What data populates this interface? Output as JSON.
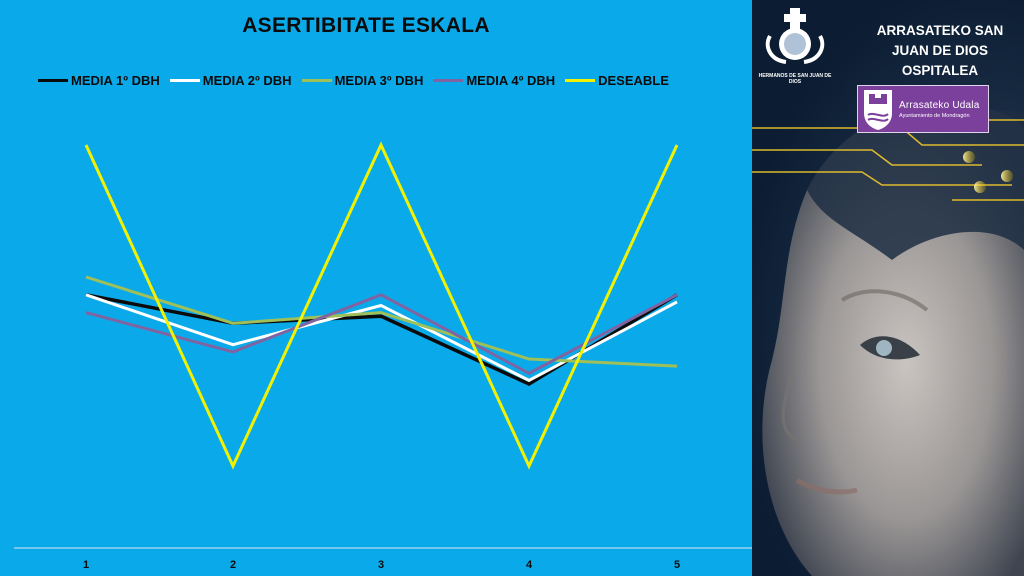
{
  "chart_data": {
    "type": "line",
    "title": "ASERTIBITATE ESKALA",
    "categories": [
      "1",
      "2",
      "3",
      "4",
      "5"
    ],
    "ylim": [
      0,
      10
    ],
    "grid": false,
    "legend_position": "top",
    "series": [
      {
        "name": "MEDIA 1º DBH",
        "color": "#0b0b0b",
        "values": [
          4.8,
          4.0,
          4.2,
          2.3,
          4.8
        ]
      },
      {
        "name": "MEDIA 2º DBH",
        "color": "#ffffff",
        "values": [
          4.8,
          3.4,
          4.5,
          2.4,
          4.6
        ]
      },
      {
        "name": "MEDIA 3º DBH",
        "color": "#9fbf59",
        "values": [
          5.3,
          4.0,
          4.3,
          3.0,
          2.8
        ]
      },
      {
        "name": "MEDIA 4º DBH",
        "color": "#8064a2",
        "values": [
          4.3,
          3.2,
          4.8,
          2.6,
          4.8
        ]
      },
      {
        "name": "DESEABLE",
        "color": "#f2f200",
        "values": [
          9.0,
          0.0,
          9.0,
          0.0,
          9.0
        ]
      }
    ]
  },
  "side": {
    "hospital_name_lines": [
      "ARRASATEKO SAN",
      "JUAN DE DIOS",
      "OSPITALEA"
    ],
    "logo_caption": "HERMANOS DE SAN JUAN DE DIOS",
    "udala_title": "Arrasateko Udala",
    "udala_subtitle": "Ayuntamiento de Mondragón"
  }
}
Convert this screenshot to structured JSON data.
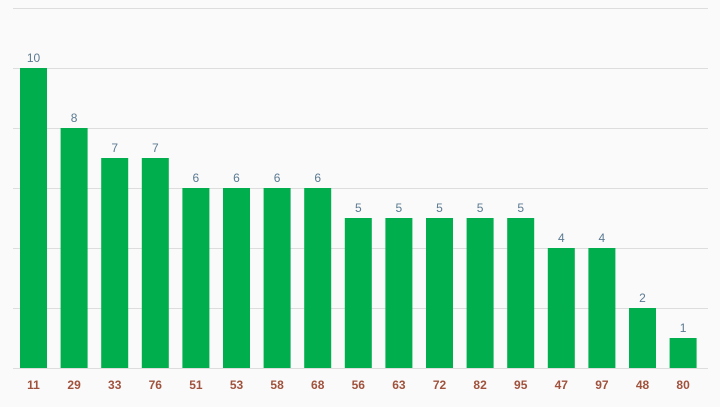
{
  "chart_data": {
    "type": "bar",
    "categories": [
      "11",
      "29",
      "33",
      "76",
      "51",
      "53",
      "58",
      "68",
      "56",
      "63",
      "72",
      "82",
      "95",
      "47",
      "97",
      "48",
      "80"
    ],
    "values": [
      10,
      8,
      7,
      7,
      6,
      6,
      6,
      6,
      5,
      5,
      5,
      5,
      5,
      4,
      4,
      2,
      1
    ],
    "title": "",
    "xlabel": "",
    "ylabel": "",
    "ylim": [
      0,
      12
    ],
    "grid": true,
    "data_labels": true,
    "legend": "none",
    "colors": {
      "bar": "#00ae4d",
      "data_label": "#5b7a91",
      "tick_label": "#a0523d",
      "grid": "#dddddd",
      "background": "#fafafa"
    }
  }
}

● **Task**: Leave out all pictures and extract exactly the lines from the line with "Convert this screenshot" through the end of the material.

● **Exercise answer**:
Convert this screenshot to structured JSON data.
{
  "chart_data": {
    "type": "bar",
    "categories": [
      "11",
      "29",
      "33",
      "76",
      "51",
      "53",
      "58",
      "68",
      "56",
      "63",
      "72",
      "82",
      "95",
      "47",
      "97",
      "48",
      "80"
    ],
    "values": [
      10,
      8,
      7,
      7,
      6,
      6,
      6,
      6,
      5,
      5,
      5,
      5,
      5,
      4,
      4,
      2,
      1
    ],
    "title": "",
    "xlabel": "",
    "ylabel": "",
    "ylim": [
      0,
      12
    ],
    "grid": true,
    "data_labels": true,
    "legend": "none",
    "colors": {
      "bar": "#00ae4d",
      "data_label": "#5b7a91",
      "tick_label": "#a0523d",
      "grid": "#dddddd",
      "background": "#fafafa"
    }
  }
}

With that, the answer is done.